Aim of the exercise | Gather every line in the records below that contains the word "content".
>> Start Record excerpts
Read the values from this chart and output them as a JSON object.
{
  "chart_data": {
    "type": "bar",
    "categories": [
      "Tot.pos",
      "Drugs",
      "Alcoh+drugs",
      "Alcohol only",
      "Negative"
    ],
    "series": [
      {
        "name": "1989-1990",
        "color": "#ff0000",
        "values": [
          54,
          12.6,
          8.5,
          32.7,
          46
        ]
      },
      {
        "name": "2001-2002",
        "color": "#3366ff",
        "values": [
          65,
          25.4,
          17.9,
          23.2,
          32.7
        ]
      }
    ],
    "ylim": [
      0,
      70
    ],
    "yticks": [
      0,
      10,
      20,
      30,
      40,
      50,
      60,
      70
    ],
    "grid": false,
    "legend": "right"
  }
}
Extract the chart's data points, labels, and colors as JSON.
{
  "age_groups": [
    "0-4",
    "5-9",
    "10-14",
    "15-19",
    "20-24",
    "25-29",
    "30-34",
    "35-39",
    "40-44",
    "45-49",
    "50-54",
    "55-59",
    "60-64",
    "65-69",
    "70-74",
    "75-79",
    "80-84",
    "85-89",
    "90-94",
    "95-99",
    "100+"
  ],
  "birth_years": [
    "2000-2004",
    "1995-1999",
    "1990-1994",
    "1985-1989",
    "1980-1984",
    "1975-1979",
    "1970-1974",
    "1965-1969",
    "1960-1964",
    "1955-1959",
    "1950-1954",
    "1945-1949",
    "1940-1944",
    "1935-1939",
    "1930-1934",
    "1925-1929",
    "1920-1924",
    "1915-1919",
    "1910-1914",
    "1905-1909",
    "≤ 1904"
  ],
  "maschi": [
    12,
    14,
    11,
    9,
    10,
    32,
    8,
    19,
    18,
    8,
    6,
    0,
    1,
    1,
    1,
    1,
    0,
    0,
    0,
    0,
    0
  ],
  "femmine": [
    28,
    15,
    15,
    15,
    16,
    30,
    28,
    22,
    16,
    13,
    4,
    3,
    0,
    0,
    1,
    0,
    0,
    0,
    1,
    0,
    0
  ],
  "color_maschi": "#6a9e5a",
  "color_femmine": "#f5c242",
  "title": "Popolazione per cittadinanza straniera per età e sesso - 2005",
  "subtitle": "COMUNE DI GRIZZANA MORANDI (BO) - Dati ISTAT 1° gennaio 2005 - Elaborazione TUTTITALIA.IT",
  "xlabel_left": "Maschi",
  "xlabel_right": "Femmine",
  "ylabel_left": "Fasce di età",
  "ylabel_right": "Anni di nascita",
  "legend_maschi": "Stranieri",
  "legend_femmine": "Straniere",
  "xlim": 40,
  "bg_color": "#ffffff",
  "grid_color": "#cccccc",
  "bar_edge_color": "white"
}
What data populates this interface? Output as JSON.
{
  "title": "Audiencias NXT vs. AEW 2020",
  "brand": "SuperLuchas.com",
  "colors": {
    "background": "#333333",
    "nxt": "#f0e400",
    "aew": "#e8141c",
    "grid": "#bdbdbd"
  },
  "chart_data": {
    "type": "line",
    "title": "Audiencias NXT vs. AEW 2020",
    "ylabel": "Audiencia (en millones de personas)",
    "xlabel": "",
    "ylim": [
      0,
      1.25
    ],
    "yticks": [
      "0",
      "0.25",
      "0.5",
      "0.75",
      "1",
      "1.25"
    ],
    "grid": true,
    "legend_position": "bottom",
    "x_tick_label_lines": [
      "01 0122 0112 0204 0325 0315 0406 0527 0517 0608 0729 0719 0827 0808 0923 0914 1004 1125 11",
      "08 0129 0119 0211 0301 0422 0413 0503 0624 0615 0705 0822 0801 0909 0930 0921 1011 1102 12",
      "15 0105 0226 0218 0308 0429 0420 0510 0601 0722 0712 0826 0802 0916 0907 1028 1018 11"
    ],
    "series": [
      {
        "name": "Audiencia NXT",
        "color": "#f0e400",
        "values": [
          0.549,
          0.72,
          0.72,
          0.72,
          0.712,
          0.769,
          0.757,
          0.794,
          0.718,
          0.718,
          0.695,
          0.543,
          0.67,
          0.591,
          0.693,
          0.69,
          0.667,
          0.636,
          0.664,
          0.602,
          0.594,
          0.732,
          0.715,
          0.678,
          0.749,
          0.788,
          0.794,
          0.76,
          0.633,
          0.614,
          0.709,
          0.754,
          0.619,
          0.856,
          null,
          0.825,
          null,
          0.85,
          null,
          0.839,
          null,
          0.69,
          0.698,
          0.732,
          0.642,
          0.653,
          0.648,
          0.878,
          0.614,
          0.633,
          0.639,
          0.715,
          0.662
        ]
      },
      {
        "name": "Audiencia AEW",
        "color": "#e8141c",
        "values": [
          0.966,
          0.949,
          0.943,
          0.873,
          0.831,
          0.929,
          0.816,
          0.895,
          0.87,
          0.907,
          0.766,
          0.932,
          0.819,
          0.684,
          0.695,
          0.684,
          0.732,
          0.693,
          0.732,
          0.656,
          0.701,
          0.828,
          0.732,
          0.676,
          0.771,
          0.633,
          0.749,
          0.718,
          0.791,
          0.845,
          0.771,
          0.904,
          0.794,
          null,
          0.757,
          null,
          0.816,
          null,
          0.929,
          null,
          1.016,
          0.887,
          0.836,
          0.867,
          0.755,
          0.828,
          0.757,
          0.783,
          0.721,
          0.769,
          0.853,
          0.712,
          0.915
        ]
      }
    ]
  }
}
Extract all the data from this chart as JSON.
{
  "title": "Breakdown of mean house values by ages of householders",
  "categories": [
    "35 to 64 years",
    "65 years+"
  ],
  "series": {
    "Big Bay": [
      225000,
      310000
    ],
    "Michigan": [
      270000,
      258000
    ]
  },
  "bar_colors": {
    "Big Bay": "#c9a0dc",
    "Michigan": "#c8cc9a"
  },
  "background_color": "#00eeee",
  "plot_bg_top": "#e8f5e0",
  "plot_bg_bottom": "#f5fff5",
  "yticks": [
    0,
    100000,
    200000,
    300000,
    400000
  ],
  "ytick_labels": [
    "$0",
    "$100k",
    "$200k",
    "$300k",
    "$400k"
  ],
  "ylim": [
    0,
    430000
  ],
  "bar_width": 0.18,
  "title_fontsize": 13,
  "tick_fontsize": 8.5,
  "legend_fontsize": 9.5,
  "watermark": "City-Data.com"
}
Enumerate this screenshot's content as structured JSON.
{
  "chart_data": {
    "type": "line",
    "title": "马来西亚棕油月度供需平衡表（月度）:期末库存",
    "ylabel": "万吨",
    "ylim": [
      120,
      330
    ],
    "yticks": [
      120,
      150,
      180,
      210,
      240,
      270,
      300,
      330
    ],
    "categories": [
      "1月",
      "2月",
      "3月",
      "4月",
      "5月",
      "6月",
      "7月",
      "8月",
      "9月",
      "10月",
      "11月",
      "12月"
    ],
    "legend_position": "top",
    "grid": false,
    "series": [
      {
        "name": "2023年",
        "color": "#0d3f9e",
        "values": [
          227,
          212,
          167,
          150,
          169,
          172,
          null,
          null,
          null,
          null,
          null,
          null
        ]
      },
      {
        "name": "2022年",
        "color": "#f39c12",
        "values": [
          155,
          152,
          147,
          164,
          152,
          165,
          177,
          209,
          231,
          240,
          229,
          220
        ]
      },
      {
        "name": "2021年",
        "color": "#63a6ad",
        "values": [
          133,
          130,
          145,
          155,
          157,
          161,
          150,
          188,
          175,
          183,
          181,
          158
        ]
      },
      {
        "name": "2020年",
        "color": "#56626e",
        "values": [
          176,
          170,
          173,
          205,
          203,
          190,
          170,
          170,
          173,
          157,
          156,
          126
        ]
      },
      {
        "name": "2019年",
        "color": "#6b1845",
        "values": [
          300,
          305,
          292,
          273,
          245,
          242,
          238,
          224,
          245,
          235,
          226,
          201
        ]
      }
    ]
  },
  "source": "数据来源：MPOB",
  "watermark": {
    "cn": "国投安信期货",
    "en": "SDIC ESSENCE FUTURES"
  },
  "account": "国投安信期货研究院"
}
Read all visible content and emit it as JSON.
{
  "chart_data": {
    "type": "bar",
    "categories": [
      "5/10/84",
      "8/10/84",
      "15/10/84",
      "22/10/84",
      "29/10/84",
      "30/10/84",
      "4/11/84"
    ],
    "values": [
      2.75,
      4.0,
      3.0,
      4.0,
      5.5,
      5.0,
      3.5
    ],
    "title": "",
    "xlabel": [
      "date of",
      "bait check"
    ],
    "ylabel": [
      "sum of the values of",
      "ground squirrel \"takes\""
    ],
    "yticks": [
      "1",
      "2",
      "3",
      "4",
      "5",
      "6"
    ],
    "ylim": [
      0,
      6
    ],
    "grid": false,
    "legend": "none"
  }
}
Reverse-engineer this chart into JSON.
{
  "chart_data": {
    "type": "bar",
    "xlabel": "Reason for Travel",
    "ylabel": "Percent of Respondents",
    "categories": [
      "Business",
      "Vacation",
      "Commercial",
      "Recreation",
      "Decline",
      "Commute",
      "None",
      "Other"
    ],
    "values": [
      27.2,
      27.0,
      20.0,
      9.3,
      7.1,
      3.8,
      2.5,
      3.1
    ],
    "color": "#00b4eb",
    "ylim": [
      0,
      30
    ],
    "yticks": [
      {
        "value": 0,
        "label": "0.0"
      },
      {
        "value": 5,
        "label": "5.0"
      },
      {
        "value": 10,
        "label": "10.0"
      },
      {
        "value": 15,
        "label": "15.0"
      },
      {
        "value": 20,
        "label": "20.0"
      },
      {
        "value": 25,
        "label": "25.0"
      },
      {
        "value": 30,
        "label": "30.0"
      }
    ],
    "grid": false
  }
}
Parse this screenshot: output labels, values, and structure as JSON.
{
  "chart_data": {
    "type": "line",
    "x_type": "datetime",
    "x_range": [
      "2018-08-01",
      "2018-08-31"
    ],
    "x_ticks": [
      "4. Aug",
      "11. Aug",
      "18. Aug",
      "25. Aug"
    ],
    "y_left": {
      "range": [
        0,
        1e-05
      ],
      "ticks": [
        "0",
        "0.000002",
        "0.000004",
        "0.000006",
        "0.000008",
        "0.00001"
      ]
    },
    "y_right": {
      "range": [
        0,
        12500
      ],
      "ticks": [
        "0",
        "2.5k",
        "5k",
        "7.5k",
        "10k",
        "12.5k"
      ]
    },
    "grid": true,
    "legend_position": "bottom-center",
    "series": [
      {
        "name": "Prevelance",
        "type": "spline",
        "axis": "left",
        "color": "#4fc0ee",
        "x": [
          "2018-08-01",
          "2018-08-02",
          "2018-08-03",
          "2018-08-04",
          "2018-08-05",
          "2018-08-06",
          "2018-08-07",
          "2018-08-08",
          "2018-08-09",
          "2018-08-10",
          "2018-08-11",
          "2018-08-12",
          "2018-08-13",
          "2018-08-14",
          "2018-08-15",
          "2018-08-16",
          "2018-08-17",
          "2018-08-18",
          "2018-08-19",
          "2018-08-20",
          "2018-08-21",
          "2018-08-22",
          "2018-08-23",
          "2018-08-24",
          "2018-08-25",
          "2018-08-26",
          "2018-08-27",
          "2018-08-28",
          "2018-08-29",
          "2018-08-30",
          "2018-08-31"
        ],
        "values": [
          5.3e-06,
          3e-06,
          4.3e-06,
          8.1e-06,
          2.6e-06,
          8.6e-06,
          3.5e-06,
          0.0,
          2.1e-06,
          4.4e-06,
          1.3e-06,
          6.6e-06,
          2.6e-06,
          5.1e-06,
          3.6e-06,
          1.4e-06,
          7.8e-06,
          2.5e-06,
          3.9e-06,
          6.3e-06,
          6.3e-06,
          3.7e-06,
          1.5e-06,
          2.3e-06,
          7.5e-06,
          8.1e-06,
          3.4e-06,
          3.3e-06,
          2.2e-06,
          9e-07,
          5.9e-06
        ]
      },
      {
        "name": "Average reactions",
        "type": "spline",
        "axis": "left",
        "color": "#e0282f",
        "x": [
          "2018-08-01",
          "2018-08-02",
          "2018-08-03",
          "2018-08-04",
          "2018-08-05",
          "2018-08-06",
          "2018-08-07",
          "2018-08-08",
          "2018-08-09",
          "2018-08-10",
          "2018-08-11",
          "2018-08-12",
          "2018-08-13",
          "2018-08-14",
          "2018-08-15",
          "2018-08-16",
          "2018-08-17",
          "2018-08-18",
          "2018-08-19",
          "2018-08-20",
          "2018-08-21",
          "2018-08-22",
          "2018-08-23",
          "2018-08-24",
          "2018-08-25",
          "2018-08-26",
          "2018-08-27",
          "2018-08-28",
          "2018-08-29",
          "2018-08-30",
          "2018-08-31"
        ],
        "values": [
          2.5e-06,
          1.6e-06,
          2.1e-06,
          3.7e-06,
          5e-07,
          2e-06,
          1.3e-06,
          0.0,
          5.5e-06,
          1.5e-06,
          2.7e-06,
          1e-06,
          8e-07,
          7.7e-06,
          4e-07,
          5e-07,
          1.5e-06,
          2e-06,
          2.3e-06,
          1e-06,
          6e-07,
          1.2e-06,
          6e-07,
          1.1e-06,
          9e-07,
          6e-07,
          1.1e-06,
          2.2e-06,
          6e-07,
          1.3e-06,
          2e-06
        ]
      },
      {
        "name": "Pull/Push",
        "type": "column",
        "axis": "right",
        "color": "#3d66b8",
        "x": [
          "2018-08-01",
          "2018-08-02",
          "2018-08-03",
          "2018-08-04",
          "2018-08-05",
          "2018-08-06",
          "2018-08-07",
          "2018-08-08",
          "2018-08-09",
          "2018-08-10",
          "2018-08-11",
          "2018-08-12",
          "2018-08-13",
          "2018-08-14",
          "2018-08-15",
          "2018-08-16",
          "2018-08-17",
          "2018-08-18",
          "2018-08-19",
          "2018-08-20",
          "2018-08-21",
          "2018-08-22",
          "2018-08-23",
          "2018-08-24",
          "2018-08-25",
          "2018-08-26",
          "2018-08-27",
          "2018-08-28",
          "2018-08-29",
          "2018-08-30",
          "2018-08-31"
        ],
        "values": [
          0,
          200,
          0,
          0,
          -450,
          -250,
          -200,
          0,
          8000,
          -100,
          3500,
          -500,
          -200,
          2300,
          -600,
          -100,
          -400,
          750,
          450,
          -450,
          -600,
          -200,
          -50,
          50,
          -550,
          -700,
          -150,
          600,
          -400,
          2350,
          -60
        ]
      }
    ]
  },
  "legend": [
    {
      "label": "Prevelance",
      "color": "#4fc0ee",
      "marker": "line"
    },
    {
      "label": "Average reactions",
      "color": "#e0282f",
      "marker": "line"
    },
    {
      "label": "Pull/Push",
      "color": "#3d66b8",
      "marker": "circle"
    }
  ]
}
>> End Record excerpts
Complete response |
Enumerate this screenshot's content as structured JSON.
Read all visible content and emit it as JSON.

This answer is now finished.